◆ **WHAT YOU WILL DO**
Quote the listing below in full and exactly as written, but omit every picture.

◆ **EXTRACTED DATA**
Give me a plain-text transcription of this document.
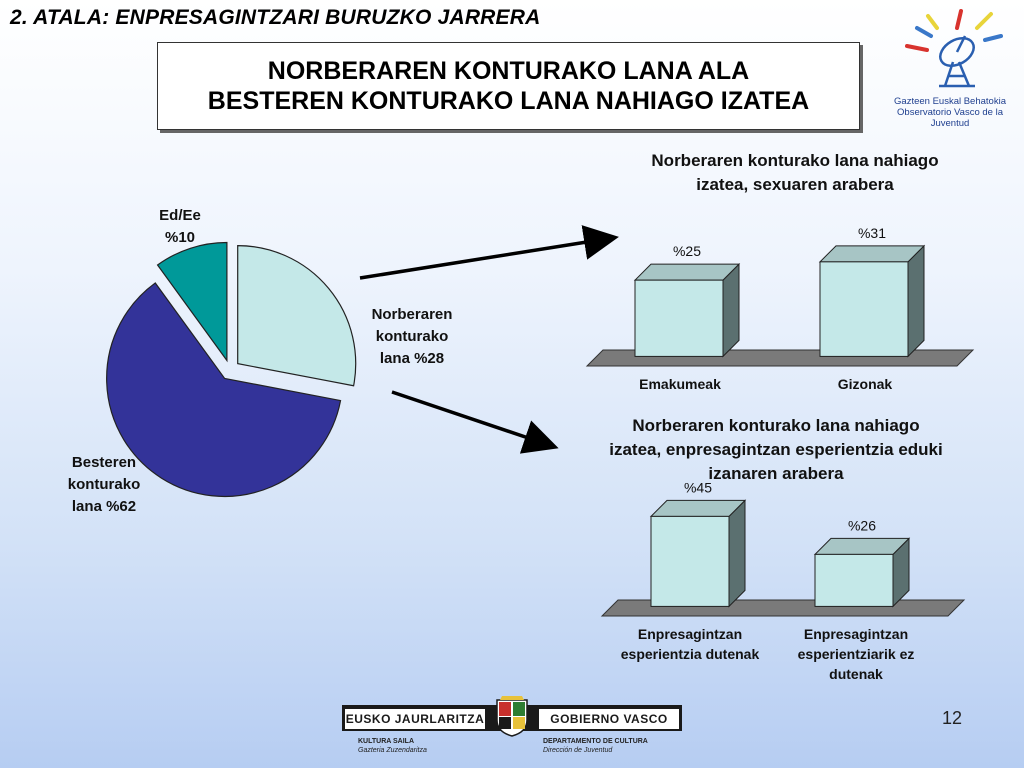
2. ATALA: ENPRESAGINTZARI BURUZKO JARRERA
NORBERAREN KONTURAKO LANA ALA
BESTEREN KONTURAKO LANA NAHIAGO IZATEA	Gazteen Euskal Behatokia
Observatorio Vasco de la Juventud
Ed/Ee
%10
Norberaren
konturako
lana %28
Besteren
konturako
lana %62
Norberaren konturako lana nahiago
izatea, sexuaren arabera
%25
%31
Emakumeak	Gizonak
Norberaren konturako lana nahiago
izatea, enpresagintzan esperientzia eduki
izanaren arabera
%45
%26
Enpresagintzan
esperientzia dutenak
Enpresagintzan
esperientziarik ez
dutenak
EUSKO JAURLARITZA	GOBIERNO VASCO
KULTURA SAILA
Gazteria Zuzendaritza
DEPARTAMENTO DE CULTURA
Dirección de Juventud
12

◆ **REPLY TO THE EXERCISE**
Give me a plain-text transcription of this document.
2. ATALA: ENPRESAGINTZARI BURUZKO JARRERA
NORBERAREN KONTURAKO LANA ALA
BESTEREN KONTURAKO LANA NAHIAGO IZATEA	Gazteen Euskal Behatokia
Observatorio Vasco de la Juventud
Ed/Ee
%10
Norberaren
konturako
lana %28
Besteren
konturako
lana %62
Norberaren konturako lana nahiago
izatea, sexuaren arabera
%25
%31
Emakumeak	Gizonak
Norberaren konturako lana nahiago
izatea, enpresagintzan esperientzia eduki
izanaren arabera
%45
%26
Enpresagintzan
esperientzia dutenak
Enpresagintzan
esperientziarik ez
dutenak
EUSKO JAURLARITZA	GOBIERNO VASCO
KULTURA SAILA
Gazteria Zuzendaritza
DEPARTAMENTO DE CULTURA
Dirección de Juventud
12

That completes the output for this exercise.